[Stored entries]
○ ○ ○

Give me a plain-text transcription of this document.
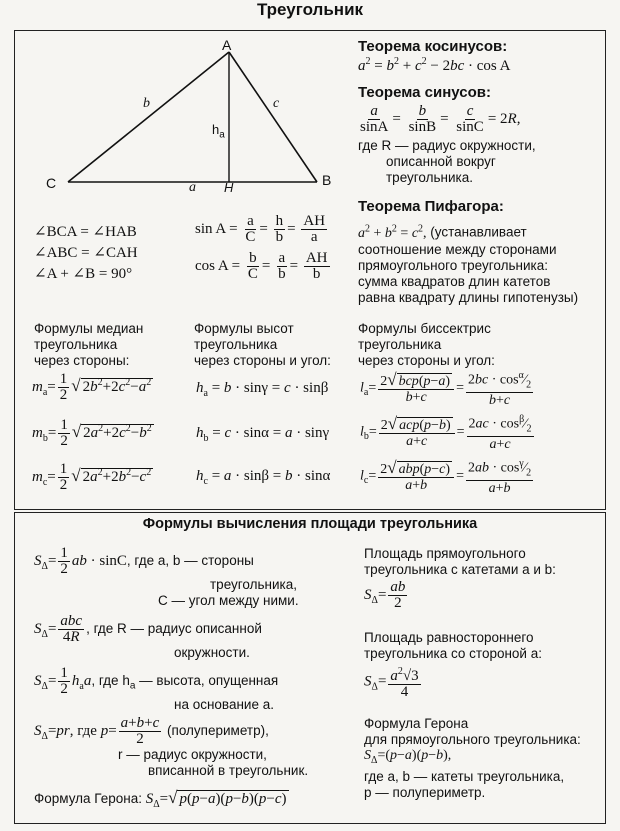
Треугольник
A
B
C	H
a
b	c
$h_a$
∠BCA = ∠HAB
∠ABC = ∠CAH
∠A + ∠B = 90°
$\sin A = \frac{a}{C} = \frac{h}{b} = \frac{AH}{a}$
$\cos A = \frac{b}{C} = \frac{a}{b} = \frac{AH}{b}$
Теорема косинусов:
$a^2 = b^2 + c^2 - 2bc \cdot \cos A$
Теорема синусов:
$\frac{a}{\sin A} = \frac{b}{\sin B} = \frac{c}{\sin C} = 2R$,
где R — радиус окружности,
описанной вокруг
треугольника.
Теорема Пифагора:
$a^2 + b^2 = c^2$, (устанавливает
соотношение между сторонами
прямоугольного треугольника:
сумма квадратов длин катетов
равна квадрату длины гипотенузы)
Формулы медиан
треугольника
через стороны:
Формулы высот
треугольника
через стороны и угол:
Формулы биссектрис
треугольника
через стороны и угол:
$m_a= \frac{1}{2}$ √ $2b^2+2c^2-a^2$
$m_b= \frac{1}{2}$ √ $2a^2+2c^2-b^2$
$m_c= \frac{1}{2}$ √ $2a^2+2b^2-c^2$
$h_a = b \cdot \sin\gamma = c \cdot \sin\beta$
$h_b = c \cdot \sin\alpha = a \cdot \sin\gamma$
$h_c = a \cdot \sin\beta = b \cdot \sin\alpha$
$l_a= 2√$ bcp(p−a)
b+c
= $\frac{2bc \cdot \cos^\alpha⁄_2}{b+c}$
$l_b= 2√$ acp(p−b)
a+c
= $\frac{2ac \cdot \cos^\beta⁄_2}{a+c}$
$l_c= 2√$ abp(p−c)
a+b
= $\frac{2ab \cdot \cos^\gamma⁄_2}{a+b}$
Формулы вычисления площади треугольника
$S_\Delta= \frac{1}{2}$ ab · sinC, где a, b — стороны
треугольника,
C — угол между ними.
$S_\Delta=$ abc
4R
, где R — радиус описанной
окружности.
$S_\Delta= \frac{1}{2} h_aa$, где $h_a$ — высота, опущенная
на основание a.
$S_\Delta=pr$, где $p= \frac{a+b+c}{2}$ (полупериметр),
r — радиус окружности,
вписанной в треугольник.
Формула Герона: $S_\Delta=√$ p(p−a)(p−b)(p−c)
Площадь прямоугольного
треугольника с катетами a и b:
$S_\Delta= \frac{ab}{2}$
Площадь равностороннего
треугольника со стороной a:
$S_\Delta= \frac{a^2√3}{4}$
Формула Герона
для прямоугольного треугольника:
$S_\Delta=(p-a)(p-b)$,
где a, b — катеты треугольника,
p — полупериметр.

○ ○ ○

Produce an exact copy of each line of data, skipping embedded images.

* Written answer:
Give me a plain-text transcription of this document.
Треугольник
A
B
C	H
a
b	c
$h_a$
∠BCA = ∠HAB
∠ABC = ∠CAH
∠A + ∠B = 90°
$\sin A = \frac{a}{C} = \frac{h}{b} = \frac{AH}{a}$
$\cos A = \frac{b}{C} = \frac{a}{b} = \frac{AH}{b}$
Теорема косинусов:
$a^2 = b^2 + c^2 - 2bc \cdot \cos A$
Теорема синусов:
$\frac{a}{\sin A} = \frac{b}{\sin B} = \frac{c}{\sin C} = 2R$,
где R — радиус окружности,
описанной вокруг
треугольника.
Теорема Пифагора:
$a^2 + b^2 = c^2$, (устанавливает
соотношение между сторонами
прямоугольного треугольника:
сумма квадратов длин катетов
равна квадрату длины гипотенузы)
Формулы медиан
треугольника
через стороны:
Формулы высот
треугольника
через стороны и угол:
Формулы биссектрис
треугольника
через стороны и угол:
$m_a= \frac{1}{2}$ √ $2b^2+2c^2-a^2$
$m_b= \frac{1}{2}$ √ $2a^2+2c^2-b^2$
$m_c= \frac{1}{2}$ √ $2a^2+2b^2-c^2$
$h_a = b \cdot \sin\gamma = c \cdot \sin\beta$
$h_b = c \cdot \sin\alpha = a \cdot \sin\gamma$
$h_c = a \cdot \sin\beta = b \cdot \sin\alpha$
$l_a= 2√$ bcp(p−a)
b+c
= $\frac{2bc \cdot \cos^\alpha⁄_2}{b+c}$
$l_b= 2√$ acp(p−b)
a+c
= $\frac{2ac \cdot \cos^\beta⁄_2}{a+c}$
$l_c= 2√$ abp(p−c)
a+b
= $\frac{2ab \cdot \cos^\gamma⁄_2}{a+b}$
Формулы вычисления площади треугольника
$S_\Delta= \frac{1}{2}$ ab · sinC, где a, b — стороны
треугольника,
C — угол между ними.
$S_\Delta=$ abc
4R
, где R — радиус описанной
окружности.
$S_\Delta= \frac{1}{2} h_aa$, где $h_a$ — высота, опущенная
на основание a.
$S_\Delta=pr$, где $p= \frac{a+b+c}{2}$ (полупериметр),
r — радиус окружности,
вписанной в треугольник.
Формула Герона: $S_\Delta=√$ p(p−a)(p−b)(p−c)
Площадь прямоугольного
треугольника с катетами a и b:
$S_\Delta= \frac{ab}{2}$
Площадь равностороннего
треугольника со стороной a:
$S_\Delta= \frac{a^2√3}{4}$
Формула Герона
для прямоугольного треугольника:
$S_\Delta=(p-a)(p-b)$,
где a, b — катеты треугольника,
p — полупериметр.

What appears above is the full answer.